*** Block opens ***
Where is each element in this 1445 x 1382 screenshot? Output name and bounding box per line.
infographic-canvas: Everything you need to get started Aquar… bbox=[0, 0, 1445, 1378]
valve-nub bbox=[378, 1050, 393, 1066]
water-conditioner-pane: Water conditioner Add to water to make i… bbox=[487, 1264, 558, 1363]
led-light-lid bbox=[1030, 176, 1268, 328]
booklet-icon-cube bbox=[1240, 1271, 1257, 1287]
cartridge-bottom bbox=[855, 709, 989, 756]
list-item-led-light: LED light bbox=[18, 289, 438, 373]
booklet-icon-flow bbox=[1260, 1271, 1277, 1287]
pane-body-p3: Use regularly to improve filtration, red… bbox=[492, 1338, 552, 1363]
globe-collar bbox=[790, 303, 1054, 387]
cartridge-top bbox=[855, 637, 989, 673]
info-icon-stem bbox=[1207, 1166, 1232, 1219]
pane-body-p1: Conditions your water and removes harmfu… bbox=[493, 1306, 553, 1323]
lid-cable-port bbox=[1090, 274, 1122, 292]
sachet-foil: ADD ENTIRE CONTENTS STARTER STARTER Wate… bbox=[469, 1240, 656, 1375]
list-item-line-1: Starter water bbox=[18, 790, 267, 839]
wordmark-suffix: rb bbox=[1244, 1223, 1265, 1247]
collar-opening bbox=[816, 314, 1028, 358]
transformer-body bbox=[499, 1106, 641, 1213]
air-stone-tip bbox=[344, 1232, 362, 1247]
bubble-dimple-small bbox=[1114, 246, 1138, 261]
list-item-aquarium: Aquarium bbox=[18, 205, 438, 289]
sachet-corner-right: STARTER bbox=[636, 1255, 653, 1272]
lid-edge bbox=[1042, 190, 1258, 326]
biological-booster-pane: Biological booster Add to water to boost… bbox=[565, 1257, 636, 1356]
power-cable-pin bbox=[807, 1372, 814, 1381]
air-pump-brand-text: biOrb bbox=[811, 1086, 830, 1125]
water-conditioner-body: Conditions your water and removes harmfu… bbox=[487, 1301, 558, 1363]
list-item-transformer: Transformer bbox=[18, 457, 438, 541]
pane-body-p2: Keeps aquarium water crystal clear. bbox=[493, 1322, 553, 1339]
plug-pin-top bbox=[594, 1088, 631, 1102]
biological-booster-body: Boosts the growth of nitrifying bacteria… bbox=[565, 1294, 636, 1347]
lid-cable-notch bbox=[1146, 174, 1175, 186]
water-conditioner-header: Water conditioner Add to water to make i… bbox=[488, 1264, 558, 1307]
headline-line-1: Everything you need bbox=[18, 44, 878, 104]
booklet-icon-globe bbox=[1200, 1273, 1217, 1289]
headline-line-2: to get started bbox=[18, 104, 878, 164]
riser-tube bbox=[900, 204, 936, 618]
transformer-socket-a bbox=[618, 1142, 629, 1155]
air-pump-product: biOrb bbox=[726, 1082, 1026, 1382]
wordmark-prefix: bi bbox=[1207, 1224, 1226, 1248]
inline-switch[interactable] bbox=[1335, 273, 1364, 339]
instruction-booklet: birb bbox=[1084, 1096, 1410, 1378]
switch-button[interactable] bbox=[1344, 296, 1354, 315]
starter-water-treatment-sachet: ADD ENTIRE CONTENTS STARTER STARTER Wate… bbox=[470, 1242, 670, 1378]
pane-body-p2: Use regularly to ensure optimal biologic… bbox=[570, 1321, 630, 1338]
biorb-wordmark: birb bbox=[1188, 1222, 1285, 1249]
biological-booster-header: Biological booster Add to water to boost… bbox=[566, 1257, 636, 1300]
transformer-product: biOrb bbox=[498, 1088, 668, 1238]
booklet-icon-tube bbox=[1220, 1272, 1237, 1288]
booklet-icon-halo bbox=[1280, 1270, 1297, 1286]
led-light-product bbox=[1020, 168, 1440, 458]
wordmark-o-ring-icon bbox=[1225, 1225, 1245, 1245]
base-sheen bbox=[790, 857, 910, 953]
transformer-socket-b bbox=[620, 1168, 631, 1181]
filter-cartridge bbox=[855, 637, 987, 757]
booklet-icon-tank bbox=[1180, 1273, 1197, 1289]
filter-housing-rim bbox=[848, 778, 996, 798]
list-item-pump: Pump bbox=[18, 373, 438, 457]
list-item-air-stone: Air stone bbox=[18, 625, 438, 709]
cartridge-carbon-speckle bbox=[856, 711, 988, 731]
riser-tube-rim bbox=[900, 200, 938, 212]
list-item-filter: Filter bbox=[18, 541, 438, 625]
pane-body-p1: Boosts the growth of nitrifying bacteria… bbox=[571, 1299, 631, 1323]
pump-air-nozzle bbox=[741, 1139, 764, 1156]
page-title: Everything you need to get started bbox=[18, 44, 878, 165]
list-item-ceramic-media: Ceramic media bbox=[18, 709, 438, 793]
*** Block closes ***
## YOUR INSTRUCTIONS
When a line in the data holds the word "Conditions", show that line.

## WRITTEN ANSWER
pane-body-p1: Conditions your water and removes harmfu… bbox=[493, 1306, 553, 1323]
water-conditioner-body: Conditions your water and removes harmfu… bbox=[487, 1301, 558, 1363]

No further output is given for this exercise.